→ Material supplied:
-*-
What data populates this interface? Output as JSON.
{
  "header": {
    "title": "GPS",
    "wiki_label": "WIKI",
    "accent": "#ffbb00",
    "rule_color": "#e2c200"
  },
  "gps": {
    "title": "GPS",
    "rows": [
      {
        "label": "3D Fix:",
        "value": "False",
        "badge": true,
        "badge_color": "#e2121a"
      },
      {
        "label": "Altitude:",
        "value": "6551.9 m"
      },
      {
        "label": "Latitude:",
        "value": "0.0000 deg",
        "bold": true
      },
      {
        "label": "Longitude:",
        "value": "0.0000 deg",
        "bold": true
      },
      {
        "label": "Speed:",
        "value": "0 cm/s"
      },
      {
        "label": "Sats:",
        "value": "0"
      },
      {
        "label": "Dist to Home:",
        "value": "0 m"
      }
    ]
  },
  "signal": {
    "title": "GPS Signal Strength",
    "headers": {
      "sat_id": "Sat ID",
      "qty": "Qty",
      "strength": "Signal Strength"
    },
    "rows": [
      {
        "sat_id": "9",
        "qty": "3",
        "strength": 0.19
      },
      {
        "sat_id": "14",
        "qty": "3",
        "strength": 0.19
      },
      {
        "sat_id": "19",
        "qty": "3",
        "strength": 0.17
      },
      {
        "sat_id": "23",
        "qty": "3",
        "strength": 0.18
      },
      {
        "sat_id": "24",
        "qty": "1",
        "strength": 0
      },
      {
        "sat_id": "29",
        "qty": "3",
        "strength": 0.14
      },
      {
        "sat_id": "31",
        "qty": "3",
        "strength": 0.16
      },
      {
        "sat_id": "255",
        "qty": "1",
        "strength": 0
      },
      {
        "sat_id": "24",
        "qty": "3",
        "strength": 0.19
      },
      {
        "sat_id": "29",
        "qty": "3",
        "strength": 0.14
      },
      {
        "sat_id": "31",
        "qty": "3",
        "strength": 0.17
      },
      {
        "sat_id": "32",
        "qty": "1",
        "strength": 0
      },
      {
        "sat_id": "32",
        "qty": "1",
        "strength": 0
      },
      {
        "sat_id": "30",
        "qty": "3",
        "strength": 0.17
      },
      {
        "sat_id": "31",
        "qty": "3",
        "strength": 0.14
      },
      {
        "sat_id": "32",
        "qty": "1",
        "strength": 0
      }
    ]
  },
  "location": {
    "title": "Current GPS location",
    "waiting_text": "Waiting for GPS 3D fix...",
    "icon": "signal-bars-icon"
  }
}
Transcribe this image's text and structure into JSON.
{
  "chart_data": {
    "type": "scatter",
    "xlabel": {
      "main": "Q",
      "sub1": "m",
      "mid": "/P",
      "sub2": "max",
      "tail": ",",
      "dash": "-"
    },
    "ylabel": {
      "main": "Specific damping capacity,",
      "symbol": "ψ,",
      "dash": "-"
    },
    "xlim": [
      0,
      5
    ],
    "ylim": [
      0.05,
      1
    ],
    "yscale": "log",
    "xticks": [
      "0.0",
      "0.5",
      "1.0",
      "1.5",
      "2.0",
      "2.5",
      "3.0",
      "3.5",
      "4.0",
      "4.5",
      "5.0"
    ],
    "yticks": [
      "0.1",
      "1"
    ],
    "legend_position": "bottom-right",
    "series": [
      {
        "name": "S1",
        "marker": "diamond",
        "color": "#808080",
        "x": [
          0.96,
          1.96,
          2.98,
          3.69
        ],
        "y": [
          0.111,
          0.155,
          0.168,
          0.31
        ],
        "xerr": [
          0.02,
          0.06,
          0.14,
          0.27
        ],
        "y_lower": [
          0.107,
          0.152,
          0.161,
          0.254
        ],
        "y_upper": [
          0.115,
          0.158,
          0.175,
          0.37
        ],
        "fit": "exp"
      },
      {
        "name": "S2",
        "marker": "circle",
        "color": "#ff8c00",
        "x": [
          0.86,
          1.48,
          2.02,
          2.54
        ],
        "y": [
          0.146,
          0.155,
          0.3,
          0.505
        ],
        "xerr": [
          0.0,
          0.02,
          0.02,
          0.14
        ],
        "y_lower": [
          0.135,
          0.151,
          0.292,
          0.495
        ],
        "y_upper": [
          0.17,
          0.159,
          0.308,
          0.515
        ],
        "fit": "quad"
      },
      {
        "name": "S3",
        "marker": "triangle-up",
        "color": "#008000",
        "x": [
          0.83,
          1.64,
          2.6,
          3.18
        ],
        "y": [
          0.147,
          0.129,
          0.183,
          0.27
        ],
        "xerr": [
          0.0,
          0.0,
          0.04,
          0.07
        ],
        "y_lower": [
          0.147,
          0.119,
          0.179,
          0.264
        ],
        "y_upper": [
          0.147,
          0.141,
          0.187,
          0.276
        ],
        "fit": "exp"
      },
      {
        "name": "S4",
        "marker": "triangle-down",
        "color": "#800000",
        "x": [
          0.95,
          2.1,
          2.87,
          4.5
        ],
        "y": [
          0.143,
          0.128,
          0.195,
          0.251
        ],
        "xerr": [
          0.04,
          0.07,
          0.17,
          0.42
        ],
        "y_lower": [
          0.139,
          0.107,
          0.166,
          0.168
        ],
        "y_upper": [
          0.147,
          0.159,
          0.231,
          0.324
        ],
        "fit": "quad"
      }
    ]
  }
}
-*-
Copy out every entry again, exactly as it was given.

→ Written reply:
What data populates this interface? Output as JSON.
{
  "header": {
    "title": "GPS",
    "wiki_label": "WIKI",
    "accent": "#ffbb00",
    "rule_color": "#e2c200"
  },
  "gps": {
    "title": "GPS",
    "rows": [
      {
        "label": "3D Fix:",
        "value": "False",
        "badge": true,
        "badge_color": "#e2121a"
      },
      {
        "label": "Altitude:",
        "value": "6551.9 m"
      },
      {
        "label": "Latitude:",
        "value": "0.0000 deg",
        "bold": true
      },
      {
        "label": "Longitude:",
        "value": "0.0000 deg",
        "bold": true
      },
      {
        "label": "Speed:",
        "value": "0 cm/s"
      },
      {
        "label": "Sats:",
        "value": "0"
      },
      {
        "label": "Dist to Home:",
        "value": "0 m"
      }
    ]
  },
  "signal": {
    "title": "GPS Signal Strength",
    "headers": {
      "sat_id": "Sat ID",
      "qty": "Qty",
      "strength": "Signal Strength"
    },
    "rows": [
      {
        "sat_id": "9",
        "qty": "3",
        "strength": 0.19
      },
      {
        "sat_id": "14",
        "qty": "3",
        "strength": 0.19
      },
      {
        "sat_id": "19",
        "qty": "3",
        "strength": 0.17
      },
      {
        "sat_id": "23",
        "qty": "3",
        "strength": 0.18
      },
      {
        "sat_id": "24",
        "qty": "1",
        "strength": 0
      },
      {
        "sat_id": "29",
        "qty": "3",
        "strength": 0.14
      },
      {
        "sat_id": "31",
        "qty": "3",
        "strength": 0.16
      },
      {
        "sat_id": "255",
        "qty": "1",
        "strength": 0
      },
      {
        "sat_id": "24",
        "qty": "3",
        "strength": 0.19
      },
      {
        "sat_id": "29",
        "qty": "3",
        "strength": 0.14
      },
      {
        "sat_id": "31",
        "qty": "3",
        "strength": 0.17
      },
      {
        "sat_id": "32",
        "qty": "1",
        "strength": 0
      },
      {
        "sat_id": "32",
        "qty": "1",
        "strength": 0
      },
      {
        "sat_id": "30",
        "qty": "3",
        "strength": 0.17
      },
      {
        "sat_id": "31",
        "qty": "3",
        "strength": 0.14
      },
      {
        "sat_id": "32",
        "qty": "1",
        "strength": 0
      }
    ]
  },
  "location": {
    "title": "Current GPS location",
    "waiting_text": "Waiting for GPS 3D fix...",
    "icon": "signal-bars-icon"
  }
}
Transcribe this image's text and structure into JSON.
{
  "chart_data": {
    "type": "scatter",
    "xlabel": {
      "main": "Q",
      "sub1": "m",
      "mid": "/P",
      "sub2": "max",
      "tail": ",",
      "dash": "-"
    },
    "ylabel": {
      "main": "Specific damping capacity,",
      "symbol": "ψ,",
      "dash": "-"
    },
    "xlim": [
      0,
      5
    ],
    "ylim": [
      0.05,
      1
    ],
    "yscale": "log",
    "xticks": [
      "0.0",
      "0.5",
      "1.0",
      "1.5",
      "2.0",
      "2.5",
      "3.0",
      "3.5",
      "4.0",
      "4.5",
      "5.0"
    ],
    "yticks": [
      "0.1",
      "1"
    ],
    "legend_position": "bottom-right",
    "series": [
      {
        "name": "S1",
        "marker": "diamond",
        "color": "#808080",
        "x": [
          0.96,
          1.96,
          2.98,
          3.69
        ],
        "y": [
          0.111,
          0.155,
          0.168,
          0.31
        ],
        "xerr": [
          0.02,
          0.06,
          0.14,
          0.27
        ],
        "y_lower": [
          0.107,
          0.152,
          0.161,
          0.254
        ],
        "y_upper": [
          0.115,
          0.158,
          0.175,
          0.37
        ],
        "fit": "exp"
      },
      {
        "name": "S2",
        "marker": "circle",
        "color": "#ff8c00",
        "x": [
          0.86,
          1.48,
          2.02,
          2.54
        ],
        "y": [
          0.146,
          0.155,
          0.3,
          0.505
        ],
        "xerr": [
          0.0,
          0.02,
          0.02,
          0.14
        ],
        "y_lower": [
          0.135,
          0.151,
          0.292,
          0.495
        ],
        "y_upper": [
          0.17,
          0.159,
          0.308,
          0.515
        ],
        "fit": "quad"
      },
      {
        "name": "S3",
        "marker": "triangle-up",
        "color": "#008000",
        "x": [
          0.83,
          1.64,
          2.6,
          3.18
        ],
        "y": [
          0.147,
          0.129,
          0.183,
          0.27
        ],
        "xerr": [
          0.0,
          0.0,
          0.04,
          0.07
        ],
        "y_lower": [
          0.147,
          0.119,
          0.179,
          0.264
        ],
        "y_upper": [
          0.147,
          0.141,
          0.187,
          0.276
        ],
        "fit": "exp"
      },
      {
        "name": "S4",
        "marker": "triangle-down",
        "color": "#800000",
        "x": [
          0.95,
          2.1,
          2.87,
          4.5
        ],
        "y": [
          0.143,
          0.128,
          0.195,
          0.251
        ],
        "xerr": [
          0.04,
          0.07,
          0.17,
          0.42
        ],
        "y_lower": [
          0.139,
          0.107,
          0.166,
          0.168
        ],
        "y_upper": [
          0.147,
          0.159,
          0.231,
          0.324
        ],
        "fit": "quad"
      }
    ]
  }
}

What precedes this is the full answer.